───── Stored records ─────

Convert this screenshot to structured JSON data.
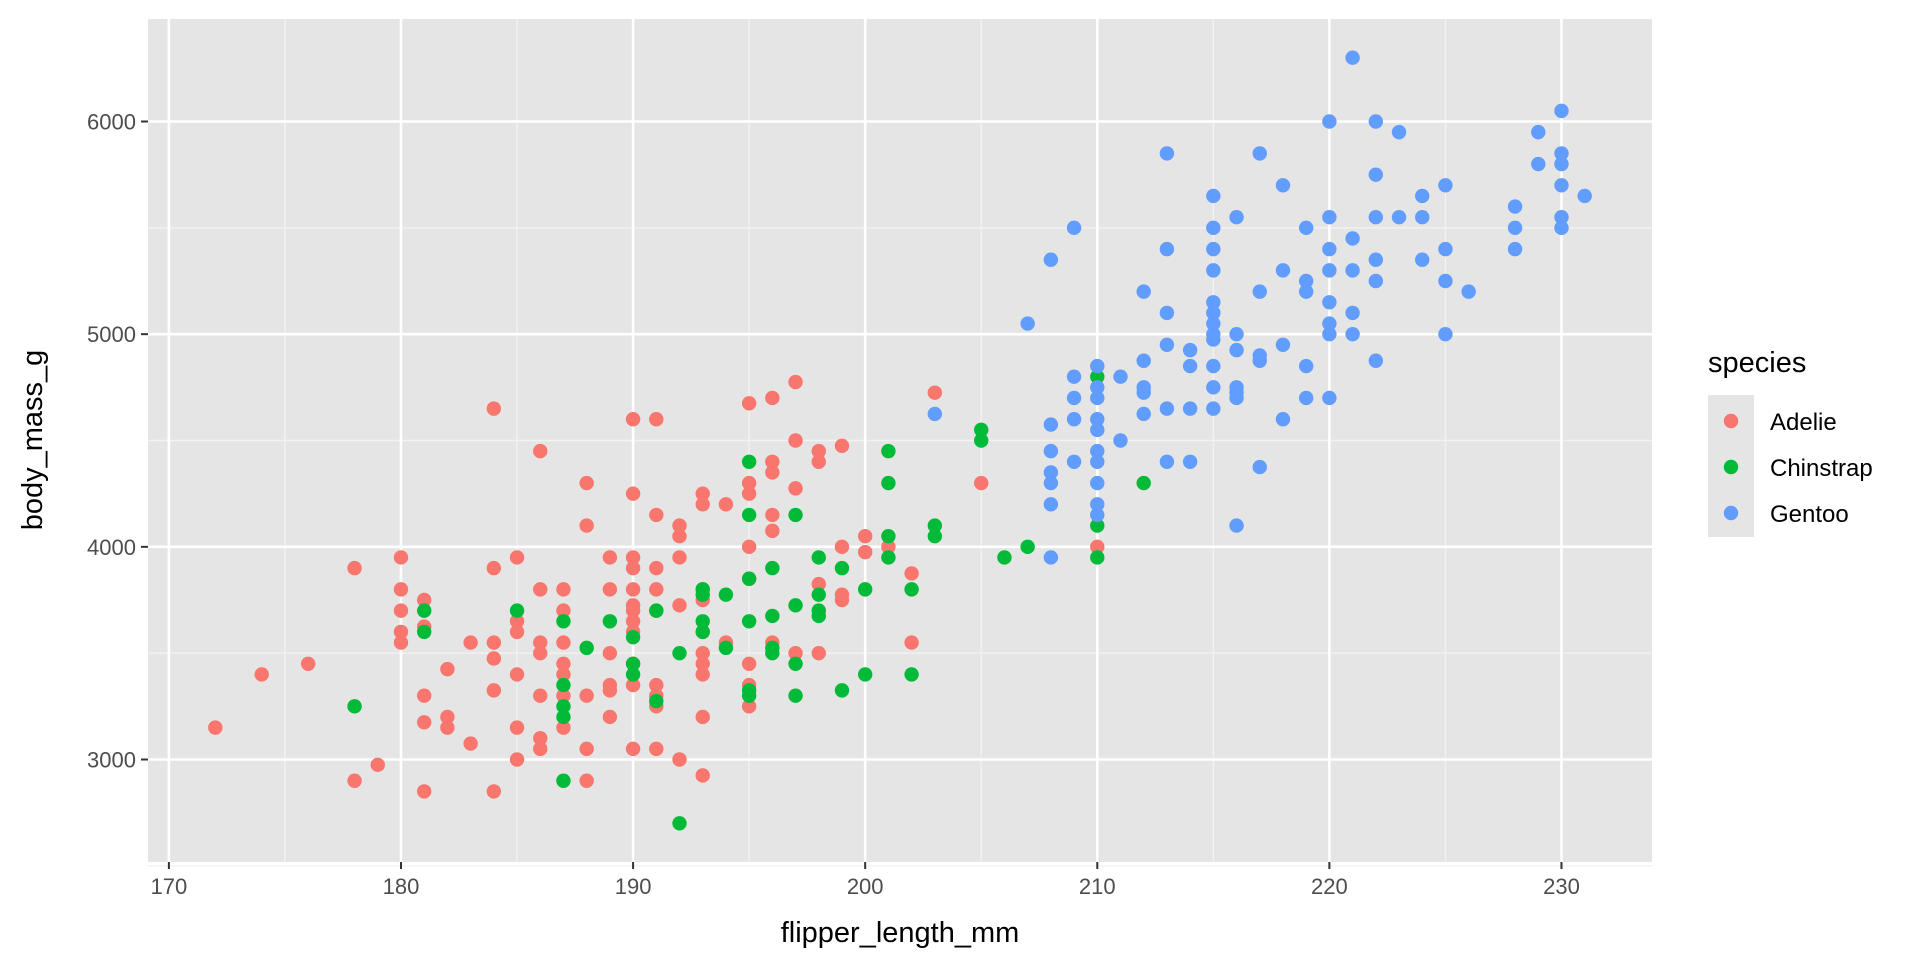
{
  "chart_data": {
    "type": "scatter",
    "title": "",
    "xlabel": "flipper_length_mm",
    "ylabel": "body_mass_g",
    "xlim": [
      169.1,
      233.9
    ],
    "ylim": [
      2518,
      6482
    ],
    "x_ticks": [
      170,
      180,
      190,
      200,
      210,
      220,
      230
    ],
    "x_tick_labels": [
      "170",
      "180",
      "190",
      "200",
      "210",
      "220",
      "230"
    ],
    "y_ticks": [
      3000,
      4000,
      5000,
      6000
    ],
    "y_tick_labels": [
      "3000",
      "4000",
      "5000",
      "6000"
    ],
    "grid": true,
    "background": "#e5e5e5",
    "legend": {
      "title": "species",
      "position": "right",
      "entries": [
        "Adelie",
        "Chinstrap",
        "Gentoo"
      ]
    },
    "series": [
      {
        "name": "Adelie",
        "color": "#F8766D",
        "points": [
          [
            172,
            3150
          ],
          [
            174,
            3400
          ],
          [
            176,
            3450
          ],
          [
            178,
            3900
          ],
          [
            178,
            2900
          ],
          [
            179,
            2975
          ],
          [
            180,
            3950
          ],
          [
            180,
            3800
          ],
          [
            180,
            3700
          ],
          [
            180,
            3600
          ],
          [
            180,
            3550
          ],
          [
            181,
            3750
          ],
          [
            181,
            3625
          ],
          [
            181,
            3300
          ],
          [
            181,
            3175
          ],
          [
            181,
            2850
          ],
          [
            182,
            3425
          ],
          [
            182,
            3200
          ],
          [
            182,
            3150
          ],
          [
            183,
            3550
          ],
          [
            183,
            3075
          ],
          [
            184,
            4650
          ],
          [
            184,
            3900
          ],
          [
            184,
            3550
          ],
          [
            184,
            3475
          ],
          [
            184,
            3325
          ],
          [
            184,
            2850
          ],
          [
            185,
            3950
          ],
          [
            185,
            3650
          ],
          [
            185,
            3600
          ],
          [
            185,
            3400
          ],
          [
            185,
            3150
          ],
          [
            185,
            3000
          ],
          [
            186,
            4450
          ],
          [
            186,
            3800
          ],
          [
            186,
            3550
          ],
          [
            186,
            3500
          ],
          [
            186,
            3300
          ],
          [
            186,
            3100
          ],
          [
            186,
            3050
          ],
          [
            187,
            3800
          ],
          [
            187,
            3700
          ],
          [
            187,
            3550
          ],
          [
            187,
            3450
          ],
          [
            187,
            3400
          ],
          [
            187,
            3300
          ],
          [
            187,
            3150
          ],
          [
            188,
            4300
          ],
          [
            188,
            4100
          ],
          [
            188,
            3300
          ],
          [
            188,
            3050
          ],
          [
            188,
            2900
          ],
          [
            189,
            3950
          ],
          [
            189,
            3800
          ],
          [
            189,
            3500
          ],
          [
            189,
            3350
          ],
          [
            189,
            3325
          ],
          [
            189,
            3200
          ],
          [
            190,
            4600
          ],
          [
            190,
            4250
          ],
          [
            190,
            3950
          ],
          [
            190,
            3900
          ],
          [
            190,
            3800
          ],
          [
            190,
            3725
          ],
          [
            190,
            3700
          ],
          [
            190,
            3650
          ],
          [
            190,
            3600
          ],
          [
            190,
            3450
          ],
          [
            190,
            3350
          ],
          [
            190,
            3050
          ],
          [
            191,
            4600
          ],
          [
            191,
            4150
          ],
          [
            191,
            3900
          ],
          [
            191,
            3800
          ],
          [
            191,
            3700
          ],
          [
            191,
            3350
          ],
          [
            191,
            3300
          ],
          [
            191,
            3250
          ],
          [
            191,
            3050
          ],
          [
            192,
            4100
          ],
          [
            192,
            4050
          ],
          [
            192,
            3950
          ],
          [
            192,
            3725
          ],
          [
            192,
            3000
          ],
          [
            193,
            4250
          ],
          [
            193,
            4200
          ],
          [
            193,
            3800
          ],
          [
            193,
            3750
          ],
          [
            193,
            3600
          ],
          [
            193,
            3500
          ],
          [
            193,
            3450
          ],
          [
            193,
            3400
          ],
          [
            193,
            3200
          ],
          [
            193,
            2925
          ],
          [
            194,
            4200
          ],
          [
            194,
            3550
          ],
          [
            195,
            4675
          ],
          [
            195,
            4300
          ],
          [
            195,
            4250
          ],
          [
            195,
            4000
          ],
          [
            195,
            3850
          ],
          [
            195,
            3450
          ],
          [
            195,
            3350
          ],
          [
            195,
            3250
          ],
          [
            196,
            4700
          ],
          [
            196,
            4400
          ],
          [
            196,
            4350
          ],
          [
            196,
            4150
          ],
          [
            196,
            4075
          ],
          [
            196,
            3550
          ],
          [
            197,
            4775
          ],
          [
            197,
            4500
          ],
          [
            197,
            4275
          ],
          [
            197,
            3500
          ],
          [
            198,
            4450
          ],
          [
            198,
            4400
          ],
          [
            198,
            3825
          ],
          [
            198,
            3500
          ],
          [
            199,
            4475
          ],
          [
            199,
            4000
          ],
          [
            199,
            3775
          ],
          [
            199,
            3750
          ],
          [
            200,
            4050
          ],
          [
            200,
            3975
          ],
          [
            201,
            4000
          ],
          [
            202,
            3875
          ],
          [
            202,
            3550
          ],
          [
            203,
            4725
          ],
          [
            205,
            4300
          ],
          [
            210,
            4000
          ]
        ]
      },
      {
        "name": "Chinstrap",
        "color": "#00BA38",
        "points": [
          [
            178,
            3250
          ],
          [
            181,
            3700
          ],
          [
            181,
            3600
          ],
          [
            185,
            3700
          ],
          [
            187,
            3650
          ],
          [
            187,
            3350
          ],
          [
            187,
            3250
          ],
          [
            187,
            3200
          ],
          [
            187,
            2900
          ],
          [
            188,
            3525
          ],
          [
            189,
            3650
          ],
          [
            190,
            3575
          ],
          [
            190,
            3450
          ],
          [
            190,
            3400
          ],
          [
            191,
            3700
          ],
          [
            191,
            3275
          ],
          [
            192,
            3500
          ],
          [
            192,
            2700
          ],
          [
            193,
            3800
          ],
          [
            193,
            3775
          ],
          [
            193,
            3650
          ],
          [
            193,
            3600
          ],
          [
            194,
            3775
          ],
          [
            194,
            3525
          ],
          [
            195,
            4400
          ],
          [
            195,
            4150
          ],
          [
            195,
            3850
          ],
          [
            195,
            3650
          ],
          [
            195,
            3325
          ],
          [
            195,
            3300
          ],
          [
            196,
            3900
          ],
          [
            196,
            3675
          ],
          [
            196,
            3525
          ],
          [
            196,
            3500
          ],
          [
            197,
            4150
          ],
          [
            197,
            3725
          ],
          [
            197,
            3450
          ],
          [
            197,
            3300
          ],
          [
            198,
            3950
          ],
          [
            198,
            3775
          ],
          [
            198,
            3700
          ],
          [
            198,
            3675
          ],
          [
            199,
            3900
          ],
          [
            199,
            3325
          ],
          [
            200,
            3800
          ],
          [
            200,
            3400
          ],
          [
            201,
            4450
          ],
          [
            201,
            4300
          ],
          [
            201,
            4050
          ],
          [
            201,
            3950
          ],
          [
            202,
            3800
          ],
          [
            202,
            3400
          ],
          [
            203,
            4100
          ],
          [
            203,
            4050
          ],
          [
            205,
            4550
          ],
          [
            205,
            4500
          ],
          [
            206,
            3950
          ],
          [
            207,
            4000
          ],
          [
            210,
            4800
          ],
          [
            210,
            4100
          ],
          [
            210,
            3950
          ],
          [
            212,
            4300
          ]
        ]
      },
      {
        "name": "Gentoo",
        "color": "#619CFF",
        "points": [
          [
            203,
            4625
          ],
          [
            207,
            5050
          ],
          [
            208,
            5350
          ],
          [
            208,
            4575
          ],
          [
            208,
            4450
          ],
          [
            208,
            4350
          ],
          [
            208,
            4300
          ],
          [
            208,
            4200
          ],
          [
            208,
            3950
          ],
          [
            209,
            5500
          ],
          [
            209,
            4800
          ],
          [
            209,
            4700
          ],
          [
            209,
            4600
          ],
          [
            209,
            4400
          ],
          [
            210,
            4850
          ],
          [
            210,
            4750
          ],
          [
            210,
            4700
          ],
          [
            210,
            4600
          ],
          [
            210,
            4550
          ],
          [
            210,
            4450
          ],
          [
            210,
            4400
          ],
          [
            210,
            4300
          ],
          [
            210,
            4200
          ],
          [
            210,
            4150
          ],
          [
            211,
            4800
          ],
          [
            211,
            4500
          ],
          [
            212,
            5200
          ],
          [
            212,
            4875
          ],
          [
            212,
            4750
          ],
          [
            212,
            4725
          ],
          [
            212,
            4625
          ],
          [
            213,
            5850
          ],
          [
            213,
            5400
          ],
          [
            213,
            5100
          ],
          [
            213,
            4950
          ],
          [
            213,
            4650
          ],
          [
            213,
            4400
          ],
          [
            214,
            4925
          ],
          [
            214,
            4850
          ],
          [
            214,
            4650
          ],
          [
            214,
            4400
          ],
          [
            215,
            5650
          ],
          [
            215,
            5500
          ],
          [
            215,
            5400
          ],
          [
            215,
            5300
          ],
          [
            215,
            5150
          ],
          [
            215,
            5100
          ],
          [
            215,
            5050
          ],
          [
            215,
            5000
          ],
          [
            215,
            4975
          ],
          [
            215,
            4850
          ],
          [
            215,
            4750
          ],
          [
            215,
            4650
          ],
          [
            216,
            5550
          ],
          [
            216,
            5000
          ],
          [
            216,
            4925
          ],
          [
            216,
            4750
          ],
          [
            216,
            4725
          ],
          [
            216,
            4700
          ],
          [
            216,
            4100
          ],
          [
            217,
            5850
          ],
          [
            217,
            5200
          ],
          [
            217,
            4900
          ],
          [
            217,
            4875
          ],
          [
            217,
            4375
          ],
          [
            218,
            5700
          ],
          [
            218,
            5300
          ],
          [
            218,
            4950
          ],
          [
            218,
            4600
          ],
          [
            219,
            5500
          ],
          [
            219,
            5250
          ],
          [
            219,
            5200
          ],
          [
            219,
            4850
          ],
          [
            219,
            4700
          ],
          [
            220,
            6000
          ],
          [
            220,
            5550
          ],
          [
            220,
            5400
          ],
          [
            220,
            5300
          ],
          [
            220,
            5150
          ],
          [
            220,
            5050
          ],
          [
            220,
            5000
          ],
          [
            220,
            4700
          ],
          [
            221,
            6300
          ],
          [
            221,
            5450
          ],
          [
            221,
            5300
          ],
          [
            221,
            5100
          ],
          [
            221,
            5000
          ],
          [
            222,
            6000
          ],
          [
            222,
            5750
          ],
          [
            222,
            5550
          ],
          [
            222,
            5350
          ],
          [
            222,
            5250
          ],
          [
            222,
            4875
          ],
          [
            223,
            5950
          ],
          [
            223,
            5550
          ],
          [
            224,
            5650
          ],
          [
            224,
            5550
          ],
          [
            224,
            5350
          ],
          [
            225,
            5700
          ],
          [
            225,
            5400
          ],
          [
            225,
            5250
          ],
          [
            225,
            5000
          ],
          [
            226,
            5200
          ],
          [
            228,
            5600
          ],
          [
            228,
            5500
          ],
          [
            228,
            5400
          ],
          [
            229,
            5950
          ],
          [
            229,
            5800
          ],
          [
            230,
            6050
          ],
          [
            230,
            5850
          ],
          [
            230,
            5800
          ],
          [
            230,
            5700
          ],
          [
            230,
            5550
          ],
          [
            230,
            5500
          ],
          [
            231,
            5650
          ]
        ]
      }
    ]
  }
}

─────

Show the lines of the data that hold the word "color".

Output
        "color": "#F8766D",
        "color": "#00BA38",
        "color": "#619CFF",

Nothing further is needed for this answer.